■ **SOAL 1**
Sunting bagian artikel beasiswa di antara "IPK tidak menjadi" dan "bukanlah harga mati.", termasuk kedua batas itu, dengan mengganti "batas maksimal" menjadi "batas tertinggi". Tuliskan kembali bagian hasil suntingan tersebut.

■ **KUTIPAN HALAMAN**
====

BAGI mereka yang berminat menempuh studi di luar negeri, beasiswa adalah salah satu cara untuk mendukung cita-cita tersebut. Berbagai negara juga telah banyak menyediakan beasiswa untuk para pelajar Indonesia. Seleksi yang ketat membuat tidak semua pelamar diterima. Selain itu, informasi yang tidak lengkap juga terkadang menggagalkan kita mendapatkan beasiswa yang kita incar.
Perburuan beasiswa sejatinya dimulai sejak pencarian informasi tentang lowongan beasiswa itu sendiri. Nah, sebagai bekal dalam berburu beasiswa, ada baiknya kita mengenal berbagai hal tentang beasiswa, terutama beasiswa luar negeri.
Harus pintar?
Salah seorang anggota mailing list (milis) beasiswa, Ronald, bercerita, banyak orang menyangka, agar mendapatkan beasiswa kita harus memiliki nilai indeks prestasi kumulatif (IPK) tinggi. "Beberapa beasiswa memang mensyaratkan prestasi akademik. Tetapi kenyataannya, banyak juga mahasiswa dengan nilai IPK rata-rata mendapatkan beasiswa," kata Ronald, seperti dikutip Okezone dari milis beasiswa Yahoo Groups, Kamis (23/8/2012).
IPK tidak menjadi penentu utama karena seleksi beasiswa juga biasanya mensyaratkan wawancara. Ronald mengimbuh, di antara beasiswa yang mensyaratkan prestasi akademik adalah HSP Huygens. Pendaftar beasiswa dari Belanda ini haruslah berada dalam lima persen lulusan terbaik di angkatannya. Tetapi, kata Ronald, tidak ada salahnya mencoba. "Saya pernah bertemu dua mahasiswa yang mendapat HSP Huygens tapi IPK-nya dua koma sekian sekian," imbuhnya.
Batas umur
Umumnya, lembaga pemberi beasiswa memasang angka 35 tahun sebagai batas maksimal dalam seleksi pendaftaran beasiswa magister (S-2). Di antara program beasiswa yang mensyaratkan umur maksimal 35 tahun adalah STUNED, beasiswa Kemenkominfo, dan beasiswa Monbukagakusho.
Pengalaman kerja
Beberapa beasiswa mensyaratkan pengalaman kerja minimal dua tahun. Tetapi, syarat ini bukanlah harga mati.
Ronald mengilustrasikan, lowongan beasiswa di Kemenkominfo memberi syarat. "Diutamakan memiliki pengalaman kerja minimal dua tahun," dia mengimbuhkan. Diutamakan, kata Ronald, bukan berarti harus. "Jadi, bisa saja ada yang pengalaman kerjanya kurang dari dua tahun diterima," ujar Ronald.
Selain masa bakti, pengalaman kerja di bidang yang relevan dengan yang dilamar juga bisa menguntungkan kita seperti beasiswa Erasmus Mundus (International Master in Industrial Management). Ronald menyebut, pengalaman kerja tidak selalu menjadi harga mati. "Tetapi, pengalaman tersebut akan membantu kita memahami materi kuliah," imbuhnya.

====

■ **SOAL 2**
Ubah baris-baris data anotasi tata letak, mulai dari baris yang memuat "y-tick-label: 5.00 [22, 351, 43, 364]" hingga akhir data, termasuk kedua ujungnya, menjadi daftar bernomor tanpa baris kosong. Gambar tidak perlu disertakan dalam jawaban.

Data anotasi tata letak
====

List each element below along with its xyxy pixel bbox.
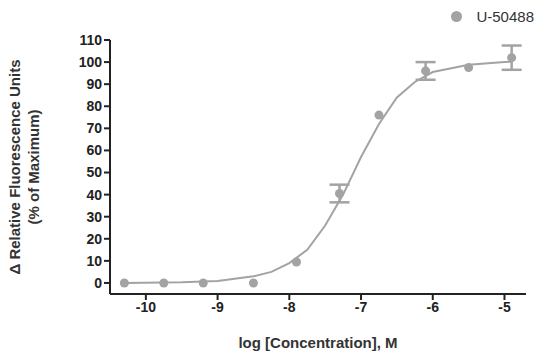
svg-text:-9: -9 [211, 299, 224, 315]
svg-text:80: 80 [86, 98, 102, 114]
svg-text:-5: -5 [498, 299, 511, 315]
svg-text:30: 30 [86, 209, 102, 225]
svg-text:50: 50 [86, 164, 102, 180]
svg-text:log [Concentration], M: log [Concentration], M [238, 334, 397, 351]
svg-text:Δ Relative Fluorescence Units(: Δ Relative Fluorescence Units(% of Maxim… [8, 59, 42, 274]
svg-text:-6: -6 [427, 299, 440, 315]
svg-text:90: 90 [86, 76, 102, 92]
svg-text:70: 70 [86, 120, 102, 136]
svg-text:20: 20 [86, 231, 102, 247]
svg-text:60: 60 [86, 142, 102, 158]
svg-text:-10: -10 [136, 299, 156, 315]
svg-text:-7: -7 [355, 299, 368, 315]
svg-text:100: 100 [79, 54, 103, 70]
svg-text:110: 110 [79, 32, 102, 48]
svg-text:0: 0 [94, 275, 102, 291]
svg-text:10: 10 [86, 253, 102, 269]
html-text:U-50488: U-50488 [476, 8, 534, 25]
svg-text:40: 40 [86, 187, 102, 203]
svg-text:-8: -8 [283, 299, 296, 315]
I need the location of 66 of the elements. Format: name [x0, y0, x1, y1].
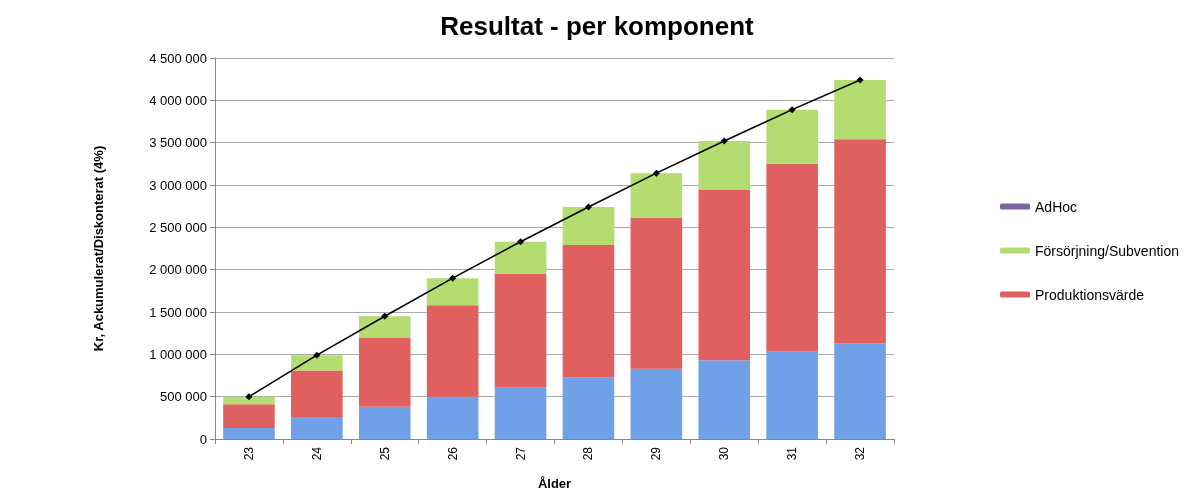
y-tick-label: 3 000 000	[149, 177, 207, 193]
bar	[562, 377, 615, 439]
bar	[630, 218, 683, 369]
y-axis-title: Kr, Ackumulerat/Diskonterat (4%)	[91, 145, 106, 352]
point	[720, 137, 728, 145]
bar	[494, 387, 547, 439]
bar	[834, 139, 886, 344]
legend-label: Produktionsvärde	[1035, 286, 1145, 303]
bar	[358, 337, 411, 407]
x-tick-label: 31	[785, 446, 800, 461]
point	[788, 106, 796, 114]
bar	[426, 396, 479, 439]
y-tick-label: 2 000 000	[149, 262, 207, 278]
point	[856, 76, 864, 84]
point	[449, 274, 457, 282]
bar	[291, 355, 343, 371]
x-tick-label: 26	[445, 446, 460, 461]
bar	[834, 80, 886, 140]
bar	[358, 406, 411, 439]
bar	[223, 427, 275, 439]
y-tick-label: 2 500 000	[149, 219, 207, 235]
legend-label: Försörjning/Subvention	[1035, 242, 1180, 259]
y-tick-label: 3 500 000	[149, 135, 207, 151]
bar	[834, 343, 886, 439]
point	[245, 393, 253, 401]
bar	[630, 368, 683, 439]
point	[313, 351, 321, 359]
bar	[291, 370, 343, 417]
bar	[698, 190, 751, 361]
x-tick-label: 23	[241, 446, 256, 461]
point	[517, 238, 525, 246]
bar	[358, 316, 411, 338]
x-tick-label: 27	[513, 446, 528, 461]
y-tick-label: 1 500 000	[149, 304, 207, 320]
y-tick-label: 0	[199, 431, 207, 447]
x-tick-label: 28	[581, 446, 596, 461]
x-tick-label: 24	[309, 446, 324, 461]
y-tick-label: 4 500 000	[149, 50, 207, 66]
bar	[223, 396, 275, 405]
bar	[494, 273, 547, 388]
bar	[630, 173, 683, 219]
y-tick-label: 500 000	[160, 389, 207, 405]
x-axis-title: Ålder	[537, 476, 572, 491]
bar	[494, 241, 547, 274]
y-tick-label: 4 000 000	[149, 92, 207, 108]
bar	[562, 245, 615, 378]
bar	[562, 207, 615, 246]
bar	[766, 163, 818, 352]
point	[381, 312, 389, 320]
bar	[426, 278, 479, 306]
bar	[766, 109, 818, 164]
legend-label: AdHoc	[1035, 198, 1078, 215]
x-tick-label: 32	[853, 446, 868, 461]
y-tick-label: 1 000 000	[149, 346, 207, 362]
bar	[698, 140, 751, 191]
bar	[291, 416, 343, 439]
x-tick-label: 25	[377, 446, 392, 461]
point	[584, 203, 592, 211]
chart-title: Resultat - per komponent	[440, 11, 755, 41]
x-tick-label: 29	[649, 446, 664, 461]
point	[652, 169, 660, 177]
x-tick-label: 30	[717, 446, 732, 461]
bar	[766, 351, 818, 439]
bar	[698, 360, 751, 439]
bar	[426, 305, 479, 397]
bar	[223, 404, 275, 428]
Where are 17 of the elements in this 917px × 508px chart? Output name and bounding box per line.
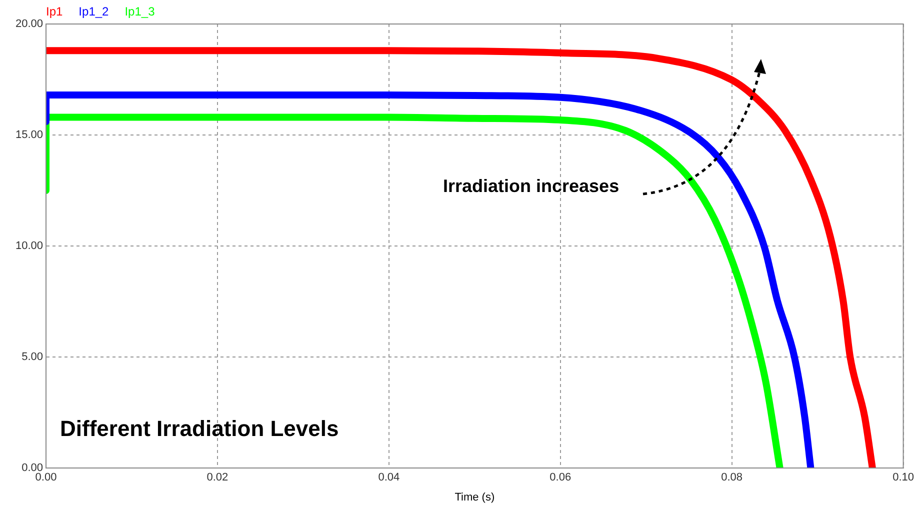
y-tick-label: 5.00 [22, 351, 43, 364]
text: Ip1_3 [124, 4, 156, 18]
y-tick-label: 10.00 [15, 240, 43, 252]
annotation: Different Irradiation Levels [60, 416, 339, 441]
text: Ip1 [46, 4, 64, 18]
x-tick-label: 0.02 [206, 472, 228, 484]
y-tick-label: 0.00 [22, 462, 43, 474]
x-tick-label: 0.06 [550, 472, 572, 484]
y-tick-label: 15.00 [15, 129, 43, 142]
text: Ip1_2 [78, 4, 110, 18]
x-tick-label: 0.00 [35, 472, 57, 484]
x-tick-label: 0.08 [721, 472, 743, 484]
x-tick-label: 0.04 [378, 472, 400, 484]
x-tick-label: 0.10 [892, 472, 914, 484]
x-axis-title: Time (s) [454, 491, 495, 504]
y-tick-label: 20.00 [15, 18, 43, 30]
annotation: Irradiation increases [443, 176, 620, 196]
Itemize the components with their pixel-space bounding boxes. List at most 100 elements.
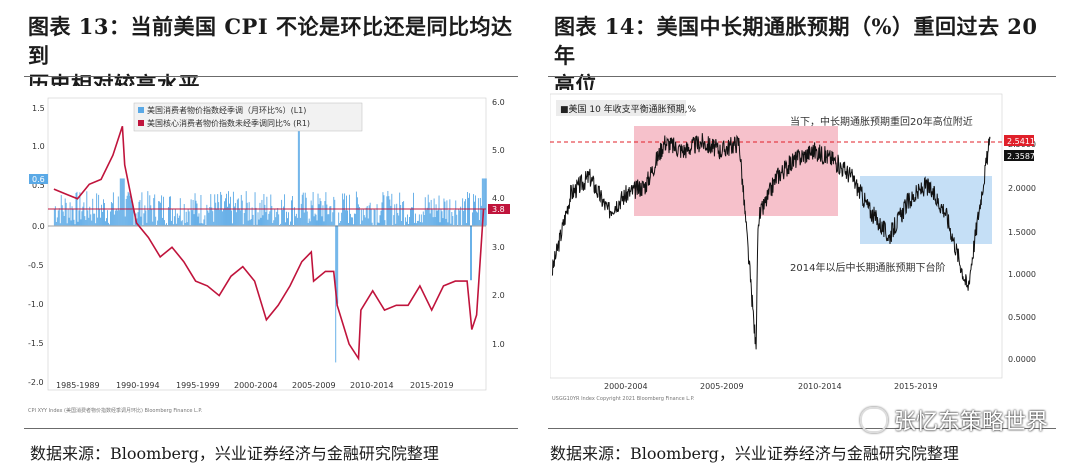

====

■ **JAWABAN BENAR 1**
IPK tidak menjadi penentu utama karena seleksi beasiswa juga biasanya mensyaratkan wawancara. Ronald mengimbuh, di antara beasiswa yang mensyaratkan prestasi akademik adalah HSP Huygens. Pendaftar beasiswa dari Belanda ini haruslah berada dalam lima persen lulusan terbaik di angkatannya. Tetapi, kata Ronald, tidak ada salahnya mencoba. "Saya pernah bertemu dua mahasiswa yang mendapat HSP Huygens tapi IPK-nya dua koma sekian sekian," imbuhnya.
Batas umur
Umumnya, lembaga pemberi beasiswa memasang angka 35 tahun sebagai batas tertinggi dalam seleksi pendaftaran beasiswa magister (S-2). Di antara program beasiswa yang mensyaratkan umur maksimal 35 tahun adalah STUNED, beasiswa Kemenkominfo, dan beasiswa Monbukagakusho.
Pengalaman kerja
Beberapa beasiswa mensyaratkan pengalaman kerja minimal dua tahun. Tetapi, syarat ini bukanlah harga mati.

■ **JAWABAN BENAR 2**
1. y-tick-label: 5.00 [22, 351, 43, 364]
2. text: Ip1_3 [124, 4, 156, 18]
3. y-tick-label: 10.00 [15, 240, 43, 252]
4. annotation: Different Irradiation Levels [60, 416, 339, 441]
5. text: Ip1 [46, 4, 64, 18]
6. x-tick-label: 0.02 [206, 472, 228, 484]
7. y-tick-label: 0.00 [22, 462, 43, 474]
8. x-tick-label: 0.06 [550, 472, 572, 484]
9. y-tick-label: 15.00 [15, 129, 43, 142]
10. text: Ip1_2 [78, 4, 110, 18]
11. x-tick-label: 0.00 [35, 472, 57, 484]
12. x-tick-label: 0.08 [721, 472, 743, 484]
13. x-tick-label: 0.04 [378, 472, 400, 484]
14. x-tick-label: 0.10 [892, 472, 914, 484]
15. x-axis-title: Time (s) [454, 491, 495, 504]
16. y-tick-label: 20.00 [15, 18, 43, 30]
17. annotation: Irradiation increases [443, 176, 620, 196]
18. Itemize the components with their pixel-space bounding boxes. List at most 100 elements.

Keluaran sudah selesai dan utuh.